# What you should do
Write down every entry below once more, exactly.

# # #

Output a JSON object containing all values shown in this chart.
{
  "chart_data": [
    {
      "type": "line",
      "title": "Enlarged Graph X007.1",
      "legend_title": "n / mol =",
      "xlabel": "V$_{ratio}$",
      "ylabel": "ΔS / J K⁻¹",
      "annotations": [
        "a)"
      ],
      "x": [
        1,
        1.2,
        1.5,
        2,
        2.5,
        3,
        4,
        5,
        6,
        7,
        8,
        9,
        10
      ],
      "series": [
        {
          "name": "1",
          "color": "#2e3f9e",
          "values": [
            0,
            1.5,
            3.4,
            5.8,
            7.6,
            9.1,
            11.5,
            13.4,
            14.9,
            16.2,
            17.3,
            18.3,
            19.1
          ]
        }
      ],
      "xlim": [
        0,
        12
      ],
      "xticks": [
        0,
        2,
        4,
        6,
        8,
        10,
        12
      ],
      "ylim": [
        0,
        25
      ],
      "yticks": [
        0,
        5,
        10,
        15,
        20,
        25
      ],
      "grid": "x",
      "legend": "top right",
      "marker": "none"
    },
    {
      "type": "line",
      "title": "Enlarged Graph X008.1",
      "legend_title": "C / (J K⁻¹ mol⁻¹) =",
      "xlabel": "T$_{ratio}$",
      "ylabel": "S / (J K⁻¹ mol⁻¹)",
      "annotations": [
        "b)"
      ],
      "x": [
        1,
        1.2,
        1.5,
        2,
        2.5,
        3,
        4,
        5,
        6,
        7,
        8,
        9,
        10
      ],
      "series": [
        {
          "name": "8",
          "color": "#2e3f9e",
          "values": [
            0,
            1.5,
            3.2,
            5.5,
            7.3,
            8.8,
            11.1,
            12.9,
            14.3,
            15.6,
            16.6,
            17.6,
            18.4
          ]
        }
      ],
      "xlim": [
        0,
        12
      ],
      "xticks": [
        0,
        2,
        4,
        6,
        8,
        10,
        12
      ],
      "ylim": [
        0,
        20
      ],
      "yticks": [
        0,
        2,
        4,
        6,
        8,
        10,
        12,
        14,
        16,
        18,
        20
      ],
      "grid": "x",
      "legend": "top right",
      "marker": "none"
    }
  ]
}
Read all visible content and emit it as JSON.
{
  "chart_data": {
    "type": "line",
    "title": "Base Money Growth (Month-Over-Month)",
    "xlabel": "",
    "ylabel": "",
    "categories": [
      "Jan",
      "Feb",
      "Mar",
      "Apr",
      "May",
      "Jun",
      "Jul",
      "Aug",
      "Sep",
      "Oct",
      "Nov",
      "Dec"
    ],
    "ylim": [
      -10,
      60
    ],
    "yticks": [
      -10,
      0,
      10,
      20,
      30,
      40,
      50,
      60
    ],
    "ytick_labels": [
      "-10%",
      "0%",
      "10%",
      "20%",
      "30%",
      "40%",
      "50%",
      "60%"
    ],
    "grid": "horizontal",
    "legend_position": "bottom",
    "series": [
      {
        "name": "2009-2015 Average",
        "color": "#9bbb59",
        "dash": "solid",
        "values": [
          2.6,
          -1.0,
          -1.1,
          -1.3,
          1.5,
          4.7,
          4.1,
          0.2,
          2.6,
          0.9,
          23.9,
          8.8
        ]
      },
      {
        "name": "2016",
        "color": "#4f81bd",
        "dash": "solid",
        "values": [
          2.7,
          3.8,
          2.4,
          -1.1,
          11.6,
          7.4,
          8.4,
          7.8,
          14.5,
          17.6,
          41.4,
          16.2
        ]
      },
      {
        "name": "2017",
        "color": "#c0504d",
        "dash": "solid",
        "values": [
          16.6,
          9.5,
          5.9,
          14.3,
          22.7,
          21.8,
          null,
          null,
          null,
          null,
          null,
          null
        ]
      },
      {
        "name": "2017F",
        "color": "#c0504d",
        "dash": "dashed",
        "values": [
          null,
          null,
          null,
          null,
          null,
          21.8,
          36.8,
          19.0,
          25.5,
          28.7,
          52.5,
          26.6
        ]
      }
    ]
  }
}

# # #

# Response below
Output a JSON object containing all values shown in this chart.
{
  "chart_data": [
    {
      "type": "line",
      "title": "Enlarged Graph X007.1",
      "legend_title": "n / mol =",
      "xlabel": "V$_{ratio}$",
      "ylabel": "ΔS / J K⁻¹",
      "annotations": [
        "a)"
      ],
      "x": [
        1,
        1.2,
        1.5,
        2,
        2.5,
        3,
        4,
        5,
        6,
        7,
        8,
        9,
        10
      ],
      "series": [
        {
          "name": "1",
          "color": "#2e3f9e",
          "values": [
            0,
            1.5,
            3.4,
            5.8,
            7.6,
            9.1,
            11.5,
            13.4,
            14.9,
            16.2,
            17.3,
            18.3,
            19.1
          ]
        }
      ],
      "xlim": [
        0,
        12
      ],
      "xticks": [
        0,
        2,
        4,
        6,
        8,
        10,
        12
      ],
      "ylim": [
        0,
        25
      ],
      "yticks": [
        0,
        5,
        10,
        15,
        20,
        25
      ],
      "grid": "x",
      "legend": "top right",
      "marker": "none"
    },
    {
      "type": "line",
      "title": "Enlarged Graph X008.1",
      "legend_title": "C / (J K⁻¹ mol⁻¹) =",
      "xlabel": "T$_{ratio}$",
      "ylabel": "S / (J K⁻¹ mol⁻¹)",
      "annotations": [
        "b)"
      ],
      "x": [
        1,
        1.2,
        1.5,
        2,
        2.5,
        3,
        4,
        5,
        6,
        7,
        8,
        9,
        10
      ],
      "series": [
        {
          "name": "8",
          "color": "#2e3f9e",
          "values": [
            0,
            1.5,
            3.2,
            5.5,
            7.3,
            8.8,
            11.1,
            12.9,
            14.3,
            15.6,
            16.6,
            17.6,
            18.4
          ]
        }
      ],
      "xlim": [
        0,
        12
      ],
      "xticks": [
        0,
        2,
        4,
        6,
        8,
        10,
        12
      ],
      "ylim": [
        0,
        20
      ],
      "yticks": [
        0,
        2,
        4,
        6,
        8,
        10,
        12,
        14,
        16,
        18,
        20
      ],
      "grid": "x",
      "legend": "top right",
      "marker": "none"
    }
  ]
}
Read all visible content and emit it as JSON.
{
  "chart_data": {
    "type": "line",
    "title": "Base Money Growth (Month-Over-Month)",
    "xlabel": "",
    "ylabel": "",
    "categories": [
      "Jan",
      "Feb",
      "Mar",
      "Apr",
      "May",
      "Jun",
      "Jul",
      "Aug",
      "Sep",
      "Oct",
      "Nov",
      "Dec"
    ],
    "ylim": [
      -10,
      60
    ],
    "yticks": [
      -10,
      0,
      10,
      20,
      30,
      40,
      50,
      60
    ],
    "ytick_labels": [
      "-10%",
      "0%",
      "10%",
      "20%",
      "30%",
      "40%",
      "50%",
      "60%"
    ],
    "grid": "horizontal",
    "legend_position": "bottom",
    "series": [
      {
        "name": "2009-2015 Average",
        "color": "#9bbb59",
        "dash": "solid",
        "values": [
          2.6,
          -1.0,
          -1.1,
          -1.3,
          1.5,
          4.7,
          4.1,
          0.2,
          2.6,
          0.9,
          23.9,
          8.8
        ]
      },
      {
        "name": "2016",
        "color": "#4f81bd",
        "dash": "solid",
        "values": [
          2.7,
          3.8,
          2.4,
          -1.1,
          11.6,
          7.4,
          8.4,
          7.8,
          14.5,
          17.6,
          41.4,
          16.2
        ]
      },
      {
        "name": "2017",
        "color": "#c0504d",
        "dash": "solid",
        "values": [
          16.6,
          9.5,
          5.9,
          14.3,
          22.7,
          21.8,
          null,
          null,
          null,
          null,
          null,
          null
        ]
      },
      {
        "name": "2017F",
        "color": "#c0504d",
        "dash": "dashed",
        "values": [
          null,
          null,
          null,
          null,
          null,
          21.8,
          36.8,
          19.0,
          25.5,
          28.7,
          52.5,
          26.6
        ]
      }
    ]
  }
}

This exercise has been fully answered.